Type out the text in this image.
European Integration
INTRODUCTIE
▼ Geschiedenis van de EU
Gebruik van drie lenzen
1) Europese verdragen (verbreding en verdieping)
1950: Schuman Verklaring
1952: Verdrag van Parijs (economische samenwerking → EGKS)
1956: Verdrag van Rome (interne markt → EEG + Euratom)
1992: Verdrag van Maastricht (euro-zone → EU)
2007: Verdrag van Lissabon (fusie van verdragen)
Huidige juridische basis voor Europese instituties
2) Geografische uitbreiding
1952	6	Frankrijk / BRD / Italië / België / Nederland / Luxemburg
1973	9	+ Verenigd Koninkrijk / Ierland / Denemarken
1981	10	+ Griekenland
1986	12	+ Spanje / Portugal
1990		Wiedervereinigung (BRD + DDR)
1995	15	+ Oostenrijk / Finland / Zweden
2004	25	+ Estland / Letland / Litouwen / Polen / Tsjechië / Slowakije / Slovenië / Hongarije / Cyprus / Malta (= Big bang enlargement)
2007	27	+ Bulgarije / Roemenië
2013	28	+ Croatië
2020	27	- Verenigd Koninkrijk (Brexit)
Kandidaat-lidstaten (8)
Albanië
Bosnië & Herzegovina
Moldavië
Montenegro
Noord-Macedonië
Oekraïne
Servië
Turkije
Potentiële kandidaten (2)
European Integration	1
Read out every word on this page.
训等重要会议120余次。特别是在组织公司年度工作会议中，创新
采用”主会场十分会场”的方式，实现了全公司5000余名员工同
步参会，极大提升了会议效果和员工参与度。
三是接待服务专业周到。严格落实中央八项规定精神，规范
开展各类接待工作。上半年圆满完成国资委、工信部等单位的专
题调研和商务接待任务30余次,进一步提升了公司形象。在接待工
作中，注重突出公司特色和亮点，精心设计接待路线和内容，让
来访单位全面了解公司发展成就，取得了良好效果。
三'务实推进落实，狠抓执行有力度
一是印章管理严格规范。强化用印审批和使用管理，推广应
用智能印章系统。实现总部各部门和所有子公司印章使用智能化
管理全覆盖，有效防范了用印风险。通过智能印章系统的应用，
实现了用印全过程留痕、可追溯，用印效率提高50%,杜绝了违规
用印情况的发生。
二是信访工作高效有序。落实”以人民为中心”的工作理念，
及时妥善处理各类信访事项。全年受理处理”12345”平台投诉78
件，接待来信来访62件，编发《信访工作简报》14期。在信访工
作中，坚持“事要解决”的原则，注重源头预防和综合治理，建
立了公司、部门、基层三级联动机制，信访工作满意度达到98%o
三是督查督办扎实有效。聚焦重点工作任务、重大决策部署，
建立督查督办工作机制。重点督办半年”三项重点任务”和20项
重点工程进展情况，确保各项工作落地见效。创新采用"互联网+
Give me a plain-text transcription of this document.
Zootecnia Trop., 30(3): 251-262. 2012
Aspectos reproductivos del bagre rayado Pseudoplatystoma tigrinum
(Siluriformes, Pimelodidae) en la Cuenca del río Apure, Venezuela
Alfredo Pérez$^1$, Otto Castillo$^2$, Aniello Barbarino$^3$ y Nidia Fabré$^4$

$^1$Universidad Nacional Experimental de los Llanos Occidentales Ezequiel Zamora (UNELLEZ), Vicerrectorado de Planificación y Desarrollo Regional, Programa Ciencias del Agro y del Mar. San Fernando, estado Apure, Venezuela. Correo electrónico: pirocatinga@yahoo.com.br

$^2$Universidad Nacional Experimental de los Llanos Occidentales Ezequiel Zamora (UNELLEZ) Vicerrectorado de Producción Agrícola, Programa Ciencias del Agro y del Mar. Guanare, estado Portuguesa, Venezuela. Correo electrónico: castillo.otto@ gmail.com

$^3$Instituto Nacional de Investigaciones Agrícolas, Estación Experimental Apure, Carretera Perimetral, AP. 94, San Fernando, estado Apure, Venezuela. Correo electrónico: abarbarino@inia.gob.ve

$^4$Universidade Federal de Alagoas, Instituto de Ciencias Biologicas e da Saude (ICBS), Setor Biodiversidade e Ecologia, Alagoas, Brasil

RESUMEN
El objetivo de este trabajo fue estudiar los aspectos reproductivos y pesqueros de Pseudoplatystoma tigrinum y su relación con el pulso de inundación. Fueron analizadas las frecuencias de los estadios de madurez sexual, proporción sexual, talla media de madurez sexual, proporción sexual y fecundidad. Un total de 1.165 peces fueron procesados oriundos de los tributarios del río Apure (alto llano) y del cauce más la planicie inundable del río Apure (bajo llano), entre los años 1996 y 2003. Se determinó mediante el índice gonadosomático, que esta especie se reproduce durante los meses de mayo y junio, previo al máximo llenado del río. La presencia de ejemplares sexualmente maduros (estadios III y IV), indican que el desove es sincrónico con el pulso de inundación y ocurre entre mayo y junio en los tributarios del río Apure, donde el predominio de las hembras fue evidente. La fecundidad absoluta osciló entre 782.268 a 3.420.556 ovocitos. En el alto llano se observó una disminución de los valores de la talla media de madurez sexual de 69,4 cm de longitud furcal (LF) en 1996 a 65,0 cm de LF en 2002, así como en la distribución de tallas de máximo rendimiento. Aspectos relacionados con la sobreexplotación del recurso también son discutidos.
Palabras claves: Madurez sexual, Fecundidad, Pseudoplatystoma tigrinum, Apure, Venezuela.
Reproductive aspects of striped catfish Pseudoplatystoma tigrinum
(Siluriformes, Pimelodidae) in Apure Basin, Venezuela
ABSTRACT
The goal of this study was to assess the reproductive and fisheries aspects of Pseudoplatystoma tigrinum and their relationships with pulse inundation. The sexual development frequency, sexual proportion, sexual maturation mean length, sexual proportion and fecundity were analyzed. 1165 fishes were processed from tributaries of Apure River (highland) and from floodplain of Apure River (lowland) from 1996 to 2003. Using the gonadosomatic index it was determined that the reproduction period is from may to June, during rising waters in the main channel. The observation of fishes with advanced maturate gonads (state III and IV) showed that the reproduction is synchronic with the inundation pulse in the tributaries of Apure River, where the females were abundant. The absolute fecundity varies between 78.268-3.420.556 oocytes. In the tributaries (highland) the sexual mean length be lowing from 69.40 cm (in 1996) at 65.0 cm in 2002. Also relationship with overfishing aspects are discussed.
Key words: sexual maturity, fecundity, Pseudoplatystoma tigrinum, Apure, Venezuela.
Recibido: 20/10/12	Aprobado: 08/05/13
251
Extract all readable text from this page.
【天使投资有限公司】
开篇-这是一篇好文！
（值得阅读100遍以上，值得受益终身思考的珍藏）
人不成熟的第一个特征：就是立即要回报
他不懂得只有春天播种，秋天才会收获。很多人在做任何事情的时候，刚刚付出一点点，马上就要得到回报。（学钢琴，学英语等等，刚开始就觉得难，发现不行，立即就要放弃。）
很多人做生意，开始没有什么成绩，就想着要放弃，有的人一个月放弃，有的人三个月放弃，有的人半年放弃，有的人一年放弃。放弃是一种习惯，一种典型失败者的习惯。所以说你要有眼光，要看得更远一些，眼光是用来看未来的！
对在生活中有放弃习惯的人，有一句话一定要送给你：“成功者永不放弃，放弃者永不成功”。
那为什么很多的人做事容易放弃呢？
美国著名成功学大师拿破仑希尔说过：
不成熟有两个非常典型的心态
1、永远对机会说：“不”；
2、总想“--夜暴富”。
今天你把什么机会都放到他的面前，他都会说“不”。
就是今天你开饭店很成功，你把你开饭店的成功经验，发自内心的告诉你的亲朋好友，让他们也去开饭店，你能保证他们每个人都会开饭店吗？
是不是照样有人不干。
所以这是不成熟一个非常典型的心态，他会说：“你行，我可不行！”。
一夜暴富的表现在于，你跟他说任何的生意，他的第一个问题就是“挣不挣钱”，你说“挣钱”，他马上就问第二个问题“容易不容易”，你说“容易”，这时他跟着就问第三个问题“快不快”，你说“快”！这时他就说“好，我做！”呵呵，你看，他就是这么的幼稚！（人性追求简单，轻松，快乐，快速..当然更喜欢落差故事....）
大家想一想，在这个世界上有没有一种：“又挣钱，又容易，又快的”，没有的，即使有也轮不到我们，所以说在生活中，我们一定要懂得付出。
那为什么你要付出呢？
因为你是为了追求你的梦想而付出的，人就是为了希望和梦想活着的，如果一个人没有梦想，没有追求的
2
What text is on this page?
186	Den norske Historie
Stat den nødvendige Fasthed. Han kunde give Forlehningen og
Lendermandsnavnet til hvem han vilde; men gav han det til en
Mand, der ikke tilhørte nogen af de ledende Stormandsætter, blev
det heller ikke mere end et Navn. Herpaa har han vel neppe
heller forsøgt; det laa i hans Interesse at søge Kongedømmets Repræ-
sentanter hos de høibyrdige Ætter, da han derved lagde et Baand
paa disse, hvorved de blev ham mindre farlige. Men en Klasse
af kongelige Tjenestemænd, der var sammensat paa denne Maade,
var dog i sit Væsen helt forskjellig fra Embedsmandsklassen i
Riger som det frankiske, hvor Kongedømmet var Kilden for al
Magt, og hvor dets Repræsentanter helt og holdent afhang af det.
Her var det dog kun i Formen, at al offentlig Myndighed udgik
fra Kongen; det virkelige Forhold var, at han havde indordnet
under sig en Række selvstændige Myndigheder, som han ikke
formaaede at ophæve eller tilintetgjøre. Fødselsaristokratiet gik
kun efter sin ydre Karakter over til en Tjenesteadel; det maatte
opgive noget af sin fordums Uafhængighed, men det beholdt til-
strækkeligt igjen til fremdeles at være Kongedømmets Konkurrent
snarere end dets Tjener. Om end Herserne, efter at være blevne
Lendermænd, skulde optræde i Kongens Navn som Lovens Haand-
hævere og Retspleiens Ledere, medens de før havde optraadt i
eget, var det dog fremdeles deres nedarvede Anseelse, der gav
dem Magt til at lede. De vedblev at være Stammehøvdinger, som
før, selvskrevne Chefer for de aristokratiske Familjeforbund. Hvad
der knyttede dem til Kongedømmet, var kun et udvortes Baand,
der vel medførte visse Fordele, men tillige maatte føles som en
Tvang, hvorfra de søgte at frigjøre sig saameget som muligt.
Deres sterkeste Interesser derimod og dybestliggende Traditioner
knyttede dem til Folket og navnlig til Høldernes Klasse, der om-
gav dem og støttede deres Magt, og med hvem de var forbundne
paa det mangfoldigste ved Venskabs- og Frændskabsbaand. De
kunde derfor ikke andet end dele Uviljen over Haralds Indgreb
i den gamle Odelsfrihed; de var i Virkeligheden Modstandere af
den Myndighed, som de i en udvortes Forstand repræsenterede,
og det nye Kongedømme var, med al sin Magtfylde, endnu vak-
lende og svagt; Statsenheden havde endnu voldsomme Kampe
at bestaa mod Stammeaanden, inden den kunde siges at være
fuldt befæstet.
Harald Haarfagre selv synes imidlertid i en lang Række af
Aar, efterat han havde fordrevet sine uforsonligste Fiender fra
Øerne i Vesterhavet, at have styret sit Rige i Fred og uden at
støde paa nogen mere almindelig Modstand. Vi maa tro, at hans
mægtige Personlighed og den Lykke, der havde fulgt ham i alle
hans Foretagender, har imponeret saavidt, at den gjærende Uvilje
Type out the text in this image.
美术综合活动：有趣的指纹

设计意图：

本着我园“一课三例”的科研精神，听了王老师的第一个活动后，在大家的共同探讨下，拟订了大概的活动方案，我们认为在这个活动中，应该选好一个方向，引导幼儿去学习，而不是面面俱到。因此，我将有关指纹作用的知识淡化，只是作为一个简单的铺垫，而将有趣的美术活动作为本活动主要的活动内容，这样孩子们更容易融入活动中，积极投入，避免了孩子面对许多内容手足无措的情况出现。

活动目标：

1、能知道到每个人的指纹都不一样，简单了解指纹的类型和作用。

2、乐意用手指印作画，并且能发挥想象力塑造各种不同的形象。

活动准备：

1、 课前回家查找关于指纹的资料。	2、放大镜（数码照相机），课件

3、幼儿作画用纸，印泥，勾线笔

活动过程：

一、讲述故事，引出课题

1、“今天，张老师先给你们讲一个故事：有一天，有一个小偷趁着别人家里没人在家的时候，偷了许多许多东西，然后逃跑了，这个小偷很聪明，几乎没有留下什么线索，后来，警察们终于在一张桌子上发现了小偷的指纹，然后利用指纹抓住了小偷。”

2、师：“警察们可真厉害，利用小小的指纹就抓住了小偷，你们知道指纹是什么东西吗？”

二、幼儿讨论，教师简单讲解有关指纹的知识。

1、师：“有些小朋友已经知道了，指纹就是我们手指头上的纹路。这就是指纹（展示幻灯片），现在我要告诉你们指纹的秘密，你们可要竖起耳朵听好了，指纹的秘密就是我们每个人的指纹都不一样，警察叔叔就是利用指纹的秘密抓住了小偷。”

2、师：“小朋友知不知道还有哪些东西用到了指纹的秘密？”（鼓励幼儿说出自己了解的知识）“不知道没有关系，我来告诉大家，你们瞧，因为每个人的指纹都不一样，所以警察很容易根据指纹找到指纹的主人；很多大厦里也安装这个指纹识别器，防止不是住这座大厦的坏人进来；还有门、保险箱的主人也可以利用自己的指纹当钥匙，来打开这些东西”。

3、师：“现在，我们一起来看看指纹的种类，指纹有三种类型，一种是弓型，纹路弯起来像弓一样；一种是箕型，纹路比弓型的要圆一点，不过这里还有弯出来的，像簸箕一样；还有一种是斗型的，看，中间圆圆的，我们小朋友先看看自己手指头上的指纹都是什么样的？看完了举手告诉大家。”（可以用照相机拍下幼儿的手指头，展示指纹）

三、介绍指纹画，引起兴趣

****************

Written exercise.
Count the lines in the records above that hold the word "Kongedømmets", and give only that number.

Worked solution.
2